Well, one of the reasons for \w to match more than ASCII characters (first with locale, later with Unicode) was that it should be possible to process 'words' in foreign scripts as well.
If we want '\w+' to be able to match Klingon "words", why shouldn't \d+ match Klingon numbers? Yes, \d+ matches digits from different scripts, but \w+ matches word characters from different scripts as well.
Now, don't consider this an argument in favour of having \w match non-ASCII characters - but, IMO, if \w can match non-ASCII characters, so should \d.
Abigail <abig...@abigail.be> wrote: > Now, don't consider this an argument in favour of having \w match non-ASCII > characters - but, IMO, if \w can match non-ASCII characters, so should \d.
This would seem to make the most sense, and be the most predictable. Either all of them match Unicode, or none of them do.
If none of them do, then adding Unicode variations might be a nice idea.

## Stated goal 1
Reproduce the passage of the regex-matching thread from "Well, one of" to "foreign scripts as well.", word for word.

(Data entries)
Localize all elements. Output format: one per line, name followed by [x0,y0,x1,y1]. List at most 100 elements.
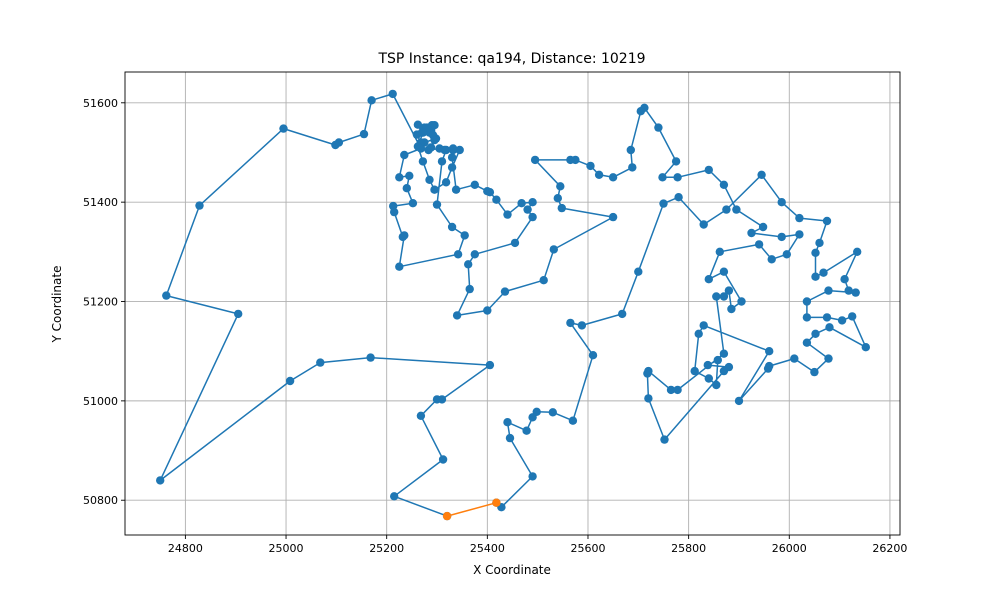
city-point [464,260,473,269]
city-point [451,185,461,194]
city-point [156,476,165,485]
city-point [594,170,604,179]
closing-edge-point [442,511,452,521]
city-point [765,347,774,356]
x-tick-label: 25600 [570,542,605,555]
closing-edge-line [446,501,497,517]
city-point [713,355,722,365]
city-point [402,184,411,193]
city-point [802,338,812,347]
city-point [438,455,448,464]
city-point [719,349,729,358]
city-point [618,309,627,319]
city-point [819,268,828,277]
city-point [418,157,428,166]
city-point [465,284,474,294]
city-point [722,205,731,214]
x-tick-label: 26200 [872,542,907,555]
city-point [577,321,587,330]
city-point [430,185,439,194]
city-point [636,107,645,116]
city-point [704,165,713,175]
city-point [510,238,520,248]
city-point [485,360,495,370]
city-point [811,248,820,257]
city-point [398,232,407,242]
city-point [447,163,457,172]
city-point [673,385,682,395]
city-point [285,376,295,386]
city-point [848,312,857,321]
y-tick-label: 51000 [83,395,118,408]
city-point [366,353,375,362]
city-point [719,267,729,276]
city-point [704,275,713,284]
city-point [532,407,541,416]
city-point [815,238,824,248]
city-point [608,173,618,182]
city-point [503,418,512,427]
city-point [522,426,531,435]
city-point [470,180,479,189]
city-point [528,198,537,207]
city-point [460,231,469,240]
city-point [767,255,776,264]
city-point [712,292,721,301]
city-point [453,250,463,259]
x-tick-label: 25800 [671,542,706,555]
city-point [694,329,703,338]
city-point [703,360,712,370]
city-point [425,175,434,184]
city-point [747,228,756,238]
city-point [234,309,243,319]
city-point [628,163,637,172]
city-point [418,128,428,137]
city-point [644,366,653,376]
city-point [837,316,847,325]
city-point [316,358,325,367]
city-point [441,178,451,187]
closing-edge-point [492,498,501,507]
city-point [658,173,667,182]
city-point [810,367,819,377]
y-tick-label: 50800 [83,494,118,507]
city-point [666,385,676,395]
city-point [719,366,729,376]
city-point [608,212,618,222]
y-tick-label: 51400 [83,196,118,209]
city-point [528,472,537,481]
city-point [455,145,464,155]
city-point [754,240,764,249]
x-axis-label: X Coordinate [473,563,551,577]
city-point [777,232,786,242]
city-point [505,433,515,443]
city-point [331,140,340,150]
city-point [530,155,540,165]
x-tick-label: 25400 [470,542,505,555]
city-point [426,143,436,152]
city-point [483,306,492,315]
city-point [802,297,812,306]
city-point [447,153,457,162]
city-point [528,212,537,222]
city-point [734,396,744,406]
city-point [452,311,462,320]
y-axis-label: Y Coordinate [50,266,64,344]
city-point [492,195,501,204]
city-point [549,245,558,254]
city-point [822,216,832,226]
x-tick-label: 25200 [369,542,404,555]
city-point [566,155,575,165]
city-point [704,374,713,383]
x-tick-label: 25000 [269,542,304,555]
city-point [162,291,171,300]
city-point [503,210,512,219]
city-point [699,220,708,229]
city-point [432,395,442,404]
city-point [724,286,734,295]
city-point [825,323,834,332]
city-point [727,304,736,314]
city-point [790,354,799,363]
city-point [432,200,442,209]
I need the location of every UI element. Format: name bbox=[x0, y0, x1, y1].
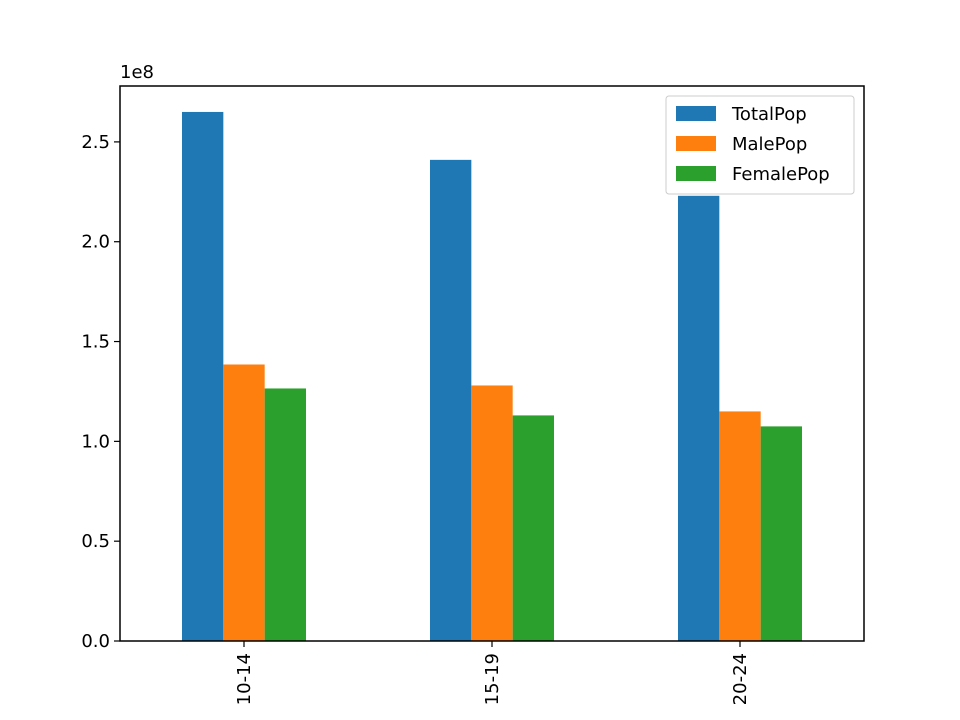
bar-FemalePop-20-24 bbox=[760, 426, 802, 641]
bars-layer bbox=[182, 111, 802, 641]
x-tick-label: 15-19 bbox=[482, 653, 503, 705]
legend: TotalPop MalePop FemalePop bbox=[665, 95, 855, 195]
bar-MalePop-20-24 bbox=[719, 411, 761, 641]
bar-TotalPop-10-14 bbox=[182, 111, 224, 641]
bar-TotalPop-20-24 bbox=[678, 195, 720, 641]
bar-MalePop-15-19 bbox=[471, 385, 513, 641]
y-tick-label: 0.5 bbox=[81, 531, 110, 552]
y-axis: 0.0 0.5 1.0 1.5 2.0 2.5 bbox=[81, 132, 120, 652]
x-tick-label: 20-24 bbox=[730, 653, 751, 705]
y-tick-label: 2.5 bbox=[81, 132, 110, 153]
legend-swatch-MalePop bbox=[676, 136, 716, 151]
y-tick-label: 1.5 bbox=[81, 332, 110, 353]
bar-FemalePop-10-14 bbox=[264, 388, 306, 641]
y-axis-offset-label: 1e8 bbox=[120, 62, 154, 83]
y-tick-label: 1.0 bbox=[81, 431, 110, 452]
y-tick-label: 0.0 bbox=[81, 631, 110, 652]
legend-swatch-TotalPop bbox=[676, 106, 716, 121]
bar-MalePop-10-14 bbox=[223, 364, 265, 641]
bar-FemalePop-15-19 bbox=[512, 415, 554, 641]
y-tick-label: 2.0 bbox=[81, 232, 110, 253]
x-tick-label: 10-14 bbox=[234, 653, 255, 705]
legend-label-FemalePop: FemalePop bbox=[732, 164, 830, 185]
legend-swatch-FemalePop bbox=[676, 166, 716, 181]
x-axis: 10-14 15-19 20-24 bbox=[234, 641, 751, 705]
legend-label-MalePop: MalePop bbox=[732, 134, 807, 155]
legend-label-TotalPop: TotalPop bbox=[731, 104, 807, 125]
bar-TotalPop-15-19 bbox=[430, 159, 472, 641]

## Stated goal 2
Pick out each line of the listing that includes the string "axis", and copy those lines.

## Full solution 1
Well, one of the reasons for \w to match more than ASCII characters (first with locale, later with Unicode) was that it should be possible to process 'words' in foreign scripts as well.

## Full solution 2
x-axis-label: X Coordinate [473,563,551,577]
y-axis-label: Y Coordinate [50,266,64,344]
y-axis: 0.0 0.5 1.0 1.5 2.0 2.5 bbox=[81, 132, 120, 652]
y-axis-offset-label: 1e8 bbox=[120, 62, 154, 83]
x-axis: 10-14 15-19 20-24 bbox=[234, 641, 751, 705]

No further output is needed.